# OBJECTIVE
Read the records below and copy each line that contains "nibh".

# RECORDS SUPPLIED
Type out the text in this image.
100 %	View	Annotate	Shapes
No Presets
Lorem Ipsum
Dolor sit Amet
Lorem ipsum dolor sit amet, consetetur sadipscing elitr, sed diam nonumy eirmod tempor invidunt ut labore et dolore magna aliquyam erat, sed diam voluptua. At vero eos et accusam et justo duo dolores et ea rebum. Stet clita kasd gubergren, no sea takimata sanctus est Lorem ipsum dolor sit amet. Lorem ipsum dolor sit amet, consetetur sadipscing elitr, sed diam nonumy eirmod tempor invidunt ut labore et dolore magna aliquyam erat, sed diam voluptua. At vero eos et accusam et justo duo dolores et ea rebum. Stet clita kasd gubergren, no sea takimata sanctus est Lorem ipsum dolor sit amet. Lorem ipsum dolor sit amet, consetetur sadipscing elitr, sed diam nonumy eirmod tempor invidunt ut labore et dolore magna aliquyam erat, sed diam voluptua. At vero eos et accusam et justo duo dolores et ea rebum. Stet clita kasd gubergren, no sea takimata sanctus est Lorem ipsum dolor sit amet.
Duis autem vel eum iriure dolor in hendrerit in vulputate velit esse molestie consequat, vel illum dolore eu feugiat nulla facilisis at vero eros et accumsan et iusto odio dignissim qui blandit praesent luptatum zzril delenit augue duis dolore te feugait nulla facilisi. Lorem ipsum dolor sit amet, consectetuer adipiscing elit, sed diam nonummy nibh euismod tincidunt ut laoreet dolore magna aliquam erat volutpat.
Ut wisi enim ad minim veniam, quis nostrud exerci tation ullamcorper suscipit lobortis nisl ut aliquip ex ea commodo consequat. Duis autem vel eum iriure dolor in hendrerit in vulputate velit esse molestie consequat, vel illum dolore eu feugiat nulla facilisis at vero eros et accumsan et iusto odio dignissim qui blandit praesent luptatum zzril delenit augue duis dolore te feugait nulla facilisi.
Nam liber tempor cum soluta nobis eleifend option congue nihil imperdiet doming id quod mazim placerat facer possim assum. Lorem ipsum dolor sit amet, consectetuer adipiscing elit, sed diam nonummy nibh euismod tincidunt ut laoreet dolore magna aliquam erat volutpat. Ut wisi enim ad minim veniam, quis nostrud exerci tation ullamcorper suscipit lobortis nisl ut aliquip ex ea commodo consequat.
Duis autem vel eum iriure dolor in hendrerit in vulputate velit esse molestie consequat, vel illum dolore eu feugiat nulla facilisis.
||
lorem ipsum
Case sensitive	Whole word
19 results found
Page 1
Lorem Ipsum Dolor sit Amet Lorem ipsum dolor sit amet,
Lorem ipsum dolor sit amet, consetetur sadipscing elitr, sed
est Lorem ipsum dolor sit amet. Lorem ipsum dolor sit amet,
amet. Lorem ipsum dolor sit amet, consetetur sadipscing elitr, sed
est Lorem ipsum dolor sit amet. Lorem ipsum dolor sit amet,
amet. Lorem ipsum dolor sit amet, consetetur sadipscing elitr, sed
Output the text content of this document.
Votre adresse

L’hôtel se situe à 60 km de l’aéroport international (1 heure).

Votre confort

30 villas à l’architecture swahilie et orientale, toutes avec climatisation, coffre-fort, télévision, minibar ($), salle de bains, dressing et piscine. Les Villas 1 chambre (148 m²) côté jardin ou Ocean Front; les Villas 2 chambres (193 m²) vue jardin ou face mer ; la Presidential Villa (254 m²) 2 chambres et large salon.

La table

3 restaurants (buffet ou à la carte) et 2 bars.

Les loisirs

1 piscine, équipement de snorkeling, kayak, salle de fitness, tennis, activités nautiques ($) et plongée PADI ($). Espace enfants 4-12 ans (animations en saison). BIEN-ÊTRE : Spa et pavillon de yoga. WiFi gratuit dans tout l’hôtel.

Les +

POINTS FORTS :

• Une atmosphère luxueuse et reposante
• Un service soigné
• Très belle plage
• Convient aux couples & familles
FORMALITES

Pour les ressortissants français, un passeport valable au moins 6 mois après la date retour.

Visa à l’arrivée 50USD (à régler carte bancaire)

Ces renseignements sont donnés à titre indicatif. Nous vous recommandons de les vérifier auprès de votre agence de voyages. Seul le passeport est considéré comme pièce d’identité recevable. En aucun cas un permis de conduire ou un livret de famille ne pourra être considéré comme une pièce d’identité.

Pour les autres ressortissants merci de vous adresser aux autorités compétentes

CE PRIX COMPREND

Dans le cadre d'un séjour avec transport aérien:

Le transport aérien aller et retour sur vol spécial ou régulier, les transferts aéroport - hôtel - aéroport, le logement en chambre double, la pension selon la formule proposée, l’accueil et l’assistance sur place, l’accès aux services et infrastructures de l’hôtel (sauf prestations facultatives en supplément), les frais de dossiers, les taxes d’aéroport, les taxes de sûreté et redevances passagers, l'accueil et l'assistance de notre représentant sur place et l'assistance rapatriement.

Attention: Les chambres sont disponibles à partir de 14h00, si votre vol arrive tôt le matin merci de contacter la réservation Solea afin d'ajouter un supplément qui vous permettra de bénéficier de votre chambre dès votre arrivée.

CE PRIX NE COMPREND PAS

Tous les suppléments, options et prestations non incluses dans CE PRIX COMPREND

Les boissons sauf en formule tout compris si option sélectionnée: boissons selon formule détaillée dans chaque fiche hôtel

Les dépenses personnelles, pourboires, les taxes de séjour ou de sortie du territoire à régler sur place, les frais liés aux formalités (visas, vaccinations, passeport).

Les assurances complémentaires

# EXERCISE OUTPUT
Duis autem vel eum iriure dolor in hendrerit in vulputate velit esse molestie consequat, vel illum dolore eu feugiat nulla facilisis at vero eros et accumsan et iusto odio dignissim qui blandit praesent luptatum zzril delenit augue duis dolore te feugait nulla facilisi. Lorem ipsum dolor sit amet, consectetuer adipiscing elit, sed diam nonummy nibh euismod tincidunt ut laoreet dolore magna aliquam erat volutpat.
Nam liber tempor cum soluta nobis eleifend option congue nihil imperdiet doming id quod mazim placerat facer possim assum. Lorem ipsum dolor sit amet, consectetuer adipiscing elit, sed diam nonummy nibh euismod tincidunt ut laoreet dolore magna aliquam erat volutpat. Ut wisi enim ad minim veniam, quis nostrud exerci tation ullamcorper suscipit lobortis nisl ut aliquip ex ea commodo consequat.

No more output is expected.